▸ **WHAT TO DO**:
The entries below are to be written out again without alteration.

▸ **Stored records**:
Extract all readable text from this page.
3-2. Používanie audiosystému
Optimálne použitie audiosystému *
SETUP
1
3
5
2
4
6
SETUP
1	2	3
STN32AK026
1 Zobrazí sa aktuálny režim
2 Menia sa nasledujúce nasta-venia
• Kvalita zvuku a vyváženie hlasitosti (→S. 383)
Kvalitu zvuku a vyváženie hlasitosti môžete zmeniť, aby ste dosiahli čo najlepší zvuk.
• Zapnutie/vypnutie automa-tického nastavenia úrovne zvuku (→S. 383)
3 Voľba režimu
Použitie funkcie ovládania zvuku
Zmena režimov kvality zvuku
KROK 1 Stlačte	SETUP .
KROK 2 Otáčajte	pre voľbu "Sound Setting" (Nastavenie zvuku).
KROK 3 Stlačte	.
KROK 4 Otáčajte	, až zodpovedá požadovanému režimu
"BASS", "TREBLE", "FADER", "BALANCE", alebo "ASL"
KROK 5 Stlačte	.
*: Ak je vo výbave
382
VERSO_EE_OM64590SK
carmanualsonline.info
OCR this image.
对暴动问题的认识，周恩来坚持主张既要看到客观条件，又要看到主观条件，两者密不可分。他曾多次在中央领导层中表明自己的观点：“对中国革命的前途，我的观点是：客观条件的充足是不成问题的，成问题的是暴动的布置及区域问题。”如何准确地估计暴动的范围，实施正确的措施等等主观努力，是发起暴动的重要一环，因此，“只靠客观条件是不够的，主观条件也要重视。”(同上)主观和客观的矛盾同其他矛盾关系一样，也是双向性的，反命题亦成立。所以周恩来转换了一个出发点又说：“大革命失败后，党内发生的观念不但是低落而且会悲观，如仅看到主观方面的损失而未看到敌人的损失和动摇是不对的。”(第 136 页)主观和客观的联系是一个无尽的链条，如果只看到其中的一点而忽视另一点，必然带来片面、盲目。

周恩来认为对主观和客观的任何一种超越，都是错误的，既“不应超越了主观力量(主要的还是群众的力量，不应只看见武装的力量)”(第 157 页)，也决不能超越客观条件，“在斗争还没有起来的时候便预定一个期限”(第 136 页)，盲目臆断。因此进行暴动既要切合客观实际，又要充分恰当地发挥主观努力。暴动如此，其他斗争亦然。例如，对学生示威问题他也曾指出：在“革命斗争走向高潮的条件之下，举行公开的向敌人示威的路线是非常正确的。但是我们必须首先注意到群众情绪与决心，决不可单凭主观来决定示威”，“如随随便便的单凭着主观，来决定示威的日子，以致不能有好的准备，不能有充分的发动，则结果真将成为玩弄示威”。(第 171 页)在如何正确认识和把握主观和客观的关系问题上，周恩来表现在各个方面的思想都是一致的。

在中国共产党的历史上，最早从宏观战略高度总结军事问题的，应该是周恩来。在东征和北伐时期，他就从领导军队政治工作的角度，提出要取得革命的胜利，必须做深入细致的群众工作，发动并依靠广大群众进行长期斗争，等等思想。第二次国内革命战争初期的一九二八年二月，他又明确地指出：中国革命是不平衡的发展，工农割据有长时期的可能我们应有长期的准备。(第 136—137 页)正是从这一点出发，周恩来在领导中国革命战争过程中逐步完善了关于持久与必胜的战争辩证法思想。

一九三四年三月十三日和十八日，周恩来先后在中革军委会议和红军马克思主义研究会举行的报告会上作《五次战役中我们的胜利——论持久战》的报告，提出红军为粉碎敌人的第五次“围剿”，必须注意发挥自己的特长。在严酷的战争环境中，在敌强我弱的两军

▸ **RESPONSE**:
Extract all readable text from this page.
3-2. Používanie audiosystému
Optimálne použitie audiosystému *
SETUP
1
3
5
2
4
6
SETUP
1	2	3
STN32AK026
1 Zobrazí sa aktuálny režim
2 Menia sa nasledujúce nasta-venia
• Kvalita zvuku a vyváženie hlasitosti (→S. 383)
Kvalitu zvuku a vyváženie hlasitosti môžete zmeniť, aby ste dosiahli čo najlepší zvuk.
• Zapnutie/vypnutie automa-tického nastavenia úrovne zvuku (→S. 383)
3 Voľba režimu
Použitie funkcie ovládania zvuku
Zmena režimov kvality zvuku
KROK 1 Stlačte	SETUP .
KROK 2 Otáčajte	pre voľbu "Sound Setting" (Nastavenie zvuku).
KROK 3 Stlačte	.
KROK 4 Otáčajte	, až zodpovedá požadovanému režimu
"BASS", "TREBLE", "FADER", "BALANCE", alebo "ASL"
KROK 5 Stlačte	.
*: Ak je vo výbave
382
VERSO_EE_OM64590SK
carmanualsonline.info
OCR this image.
对暴动问题的认识，周恩来坚持主张既要看到客观条件，又要看到主观条件，两者密不可分。他曾多次在中央领导层中表明自己的观点：“对中国革命的前途，我的观点是：客观条件的充足是不成问题的，成问题的是暴动的布置及区域问题。”如何准确地估计暴动的范围，实施正确的措施等等主观努力，是发起暴动的重要一环，因此，“只靠客观条件是不够的，主观条件也要重视。”(同上)主观和客观的矛盾同其他矛盾关系一样，也是双向性的，反命题亦成立。所以周恩来转换了一个出发点又说：“大革命失败后，党内发生的观念不但是低落而且会悲观，如仅看到主观方面的损失而未看到敌人的损失和动摇是不对的。”(第 136 页)主观和客观的联系是一个无尽的链条，如果只看到其中的一点而忽视另一点，必然带来片面、盲目。

周恩来认为对主观和客观的任何一种超越，都是错误的，既“不应超越了主观力量(主要的还是群众的力量，不应只看见武装的力量)”(第 157 页)，也决不能超越客观条件，“在斗争还没有起来的时候便预定一个期限”(第 136 页)，盲目臆断。因此进行暴动既要切合客观实际，又要充分恰当地发挥主观努力。暴动如此，其他斗争亦然。例如，对学生示威问题他也曾指出：在“革命斗争走向高潮的条件之下，举行公开的向敌人示威的路线是非常正确的。但是我们必须首先注意到群众情绪与决心，决不可单凭主观来决定示威”，“如随随便便的单凭着主观，来决定示威的日子，以致不能有好的准备，不能有充分的发动，则结果真将成为玩弄示威”。(第 171 页)在如何正确认识和把握主观和客观的关系问题上，周恩来表现在各个方面的思想都是一致的。

在中国共产党的历史上，最早从宏观战略高度总结军事问题的，应该是周恩来。在东征和北伐时期，他就从领导军队政治工作的角度，提出要取得革命的胜利，必须做深入细致的群众工作，发动并依靠广大群众进行长期斗争，等等思想。第二次国内革命战争初期的一九二八年二月，他又明确地指出：中国革命是不平衡的发展，工农割据有长时期的可能我们应有长期的准备。(第 136—137 页)正是从这一点出发，周恩来在领导中国革命战争过程中逐步完善了关于持久与必胜的战争辩证法思想。

一九三四年三月十三日和十八日，周恩来先后在中革军委会议和红军马克思主义研究会举行的报告会上作《五次战役中我们的胜利——论持久战》的报告，提出红军为粉碎敌人的第五次“围剿”，必须注意发挥自己的特长。在严酷的战争环境中，在敌强我弱的两军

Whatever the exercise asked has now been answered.